▶ **Challenge**
Return each entry exactly, omitting nothing.
+++ Material supplied +++
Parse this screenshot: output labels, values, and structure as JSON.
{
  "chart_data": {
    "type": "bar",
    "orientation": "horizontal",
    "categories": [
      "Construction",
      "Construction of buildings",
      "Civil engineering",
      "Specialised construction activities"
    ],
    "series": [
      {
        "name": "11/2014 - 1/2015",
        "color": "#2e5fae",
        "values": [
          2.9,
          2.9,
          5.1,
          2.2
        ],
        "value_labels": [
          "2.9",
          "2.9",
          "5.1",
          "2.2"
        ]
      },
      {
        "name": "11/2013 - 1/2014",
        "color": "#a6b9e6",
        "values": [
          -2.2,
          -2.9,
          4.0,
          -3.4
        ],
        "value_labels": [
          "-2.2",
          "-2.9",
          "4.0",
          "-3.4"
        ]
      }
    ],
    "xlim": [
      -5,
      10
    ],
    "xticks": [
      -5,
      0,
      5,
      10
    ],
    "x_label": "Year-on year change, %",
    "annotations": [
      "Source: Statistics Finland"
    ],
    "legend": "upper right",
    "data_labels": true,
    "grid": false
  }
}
+++
▶ **Result of this task**
Parse this screenshot: output labels, values, and structure as JSON.
{
  "chart_data": {
    "type": "bar",
    "orientation": "horizontal",
    "categories": [
      "Construction",
      "Construction of buildings",
      "Civil engineering",
      "Specialised construction activities"
    ],
    "series": [
      {
        "name": "11/2014 - 1/2015",
        "color": "#2e5fae",
        "values": [
          2.9,
          2.9,
          5.1,
          2.2
        ],
        "value_labels": [
          "2.9",
          "2.9",
          "5.1",
          "2.2"
        ]
      },
      {
        "name": "11/2013 - 1/2014",
        "color": "#a6b9e6",
        "values": [
          -2.2,
          -2.9,
          4.0,
          -3.4
        ],
        "value_labels": [
          "-2.2",
          "-2.9",
          "4.0",
          "-3.4"
        ]
      }
    ],
    "xlim": [
      -5,
      10
    ],
    "xticks": [
      -5,
      0,
      5,
      10
    ],
    "x_label": "Year-on year change, %",
    "annotations": [
      "Source: Statistics Finland"
    ],
    "legend": "upper right",
    "data_labels": true,
    "grid": false
  }
}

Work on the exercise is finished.